** Begin Data extract **

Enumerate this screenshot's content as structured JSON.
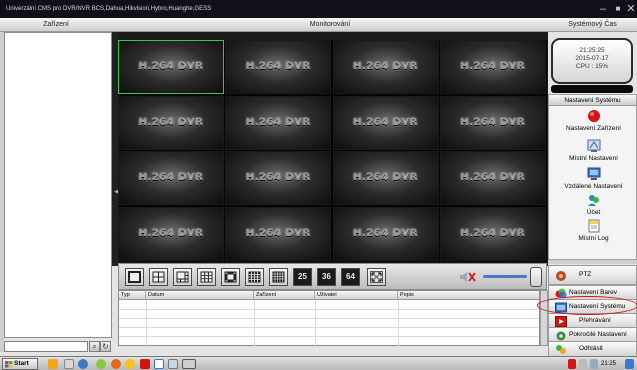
{
  "window": {
    "title": "Univerzální CMS pro DVR/NVR BCS,Dahua,Hikvision,Hybro,Huanghe,GESS"
  },
  "headers": {
    "devices": "Zařízení",
    "monitoring": "Monitorování",
    "system_time": "Systémový Čas"
  },
  "video_wall": {
    "cell_label": "H.264 DVR",
    "selected_cell": 0,
    "rows": 4,
    "cols": 4
  },
  "layout_buttons": [
    "25",
    "36",
    "64"
  ],
  "log_table": {
    "columns": [
      "Typ",
      "Datum",
      "Zařízení",
      "Uživatel",
      "Popis"
    ]
  },
  "clock": {
    "time": "21:25:25",
    "date": "2015-07-17",
    "cpu": "CPU : 15%"
  },
  "settings_panel": {
    "title": "Nastavení Systému",
    "items": [
      {
        "label": "Nastavení Zařízení",
        "icon": "device-settings-icon"
      },
      {
        "label": "Místní Nastavení",
        "icon": "local-settings-icon"
      },
      {
        "label": "Vzdálené Nastavení",
        "icon": "remote-settings-icon"
      },
      {
        "label": "Účet",
        "icon": "account-icon"
      },
      {
        "label": "Místní Log",
        "icon": "local-log-icon"
      }
    ]
  },
  "controls": [
    {
      "label": "PTZ",
      "icon": "ptz-icon"
    },
    {
      "label": "Nastavení Barev",
      "icon": "color-settings-icon"
    },
    {
      "label": "Nastavení Systému",
      "icon": "system-settings-icon"
    },
    {
      "label": "Přehrávání",
      "icon": "playback-icon"
    },
    {
      "label": "Pokročilé Nastavení",
      "icon": "advanced-settings-icon"
    },
    {
      "label": "Odhlásit",
      "icon": "logout-icon"
    }
  ],
  "taskbar": {
    "start": "Start",
    "time": "21:25"
  },
  "colors": {
    "selected_cell_border": "#3cc83c",
    "highlight_ring": "#d41414",
    "volume": "#4a78c8"
  }
}
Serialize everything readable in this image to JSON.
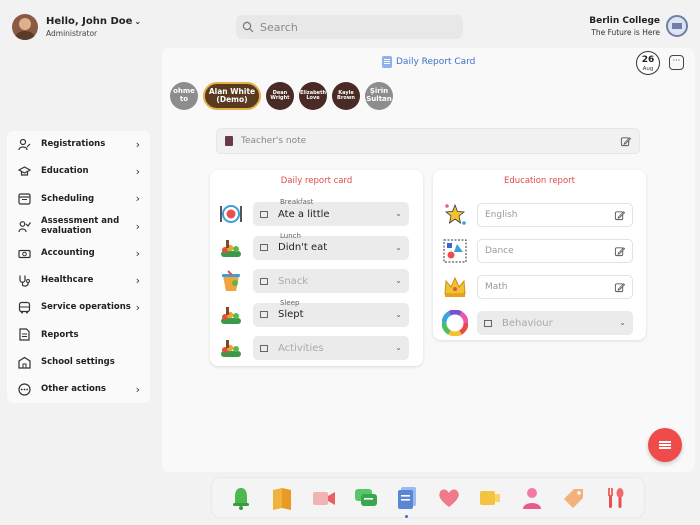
{
  "header": {
    "greeting": "Hello, John Doe",
    "role": "Administrator",
    "search_placeholder": "Search",
    "college_name": "Berlin College",
    "college_slogan": "The Future is Here"
  },
  "sidebar": {
    "items": [
      {
        "label": "Registrations",
        "icon": "registration-icon",
        "arrow": true
      },
      {
        "label": "Education",
        "icon": "education-icon",
        "arrow": true
      },
      {
        "label": "Scheduling",
        "icon": "calendar-icon",
        "arrow": true
      },
      {
        "label": "Assessment and evaluation",
        "icon": "assessment-icon",
        "arrow": true
      },
      {
        "label": "Accounting",
        "icon": "money-icon",
        "arrow": true
      },
      {
        "label": "Healthcare",
        "icon": "stethoscope-icon",
        "arrow": true
      },
      {
        "label": "Service operations",
        "icon": "bus-icon",
        "arrow": true
      },
      {
        "label": "Reports",
        "icon": "report-icon",
        "arrow": false
      },
      {
        "label": "School settings",
        "icon": "school-icon",
        "arrow": false
      },
      {
        "label": "Other actions",
        "icon": "more-actions-icon",
        "arrow": true
      }
    ]
  },
  "main": {
    "title": "Daily Report Card",
    "date_day": "26",
    "date_month": "Aug",
    "more_label": "···",
    "students": [
      {
        "label": "ohme to",
        "style": "gray"
      },
      {
        "label": "Alan White (Demo)",
        "style": "sel"
      },
      {
        "label": "Dean Wright",
        "style": "dark"
      },
      {
        "label": "Elizabeth Love",
        "style": "dark"
      },
      {
        "label": "Kayle Brown",
        "style": "dark"
      },
      {
        "label": "Şirin Sultan",
        "style": "gray"
      }
    ],
    "teacher_note_placeholder": "Teacher's note"
  },
  "daily_report": {
    "title": "Daily report card",
    "rows": [
      {
        "small": "Breakfast",
        "value": "Ate a little",
        "placeholder": false
      },
      {
        "small": "Lunch",
        "value": "Didn't eat",
        "placeholder": false
      },
      {
        "small": "",
        "value": "Snack",
        "placeholder": true
      },
      {
        "small": "Sleep",
        "value": "Slept",
        "placeholder": false
      },
      {
        "small": "",
        "value": "Activities",
        "placeholder": true
      }
    ]
  },
  "education_report": {
    "title": "Education report",
    "fields": [
      {
        "placeholder": "English"
      },
      {
        "placeholder": "Dance"
      },
      {
        "placeholder": "Math"
      }
    ],
    "behaviour_label": "Behaviour"
  },
  "dock": {
    "items": [
      "bell-icon",
      "book-icon",
      "video-icon",
      "chat-icon",
      "daily-report-icon",
      "heart-icon",
      "media-icon",
      "person-icon",
      "tag-icon",
      "food-icon"
    ]
  },
  "colors": {
    "accent_red": "#ef4b4b",
    "accent_blue": "#3f6fc9",
    "card_title": "#e04848"
  }
}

** End Data extract **

*What you will do:* Search the data for the string "Nastavení". List each line that has it.

*Output below:*
    "title": "Nastavení Systému",
        "label": "Nastavení Zařízení",
        "label": "Místní Nastavení",
        "label": "Vzdálené Nastavení",
      "label": "Nastavení Barev",
      "label": "Nastavení Systému",
      "label": "Pokročilé Nastavení",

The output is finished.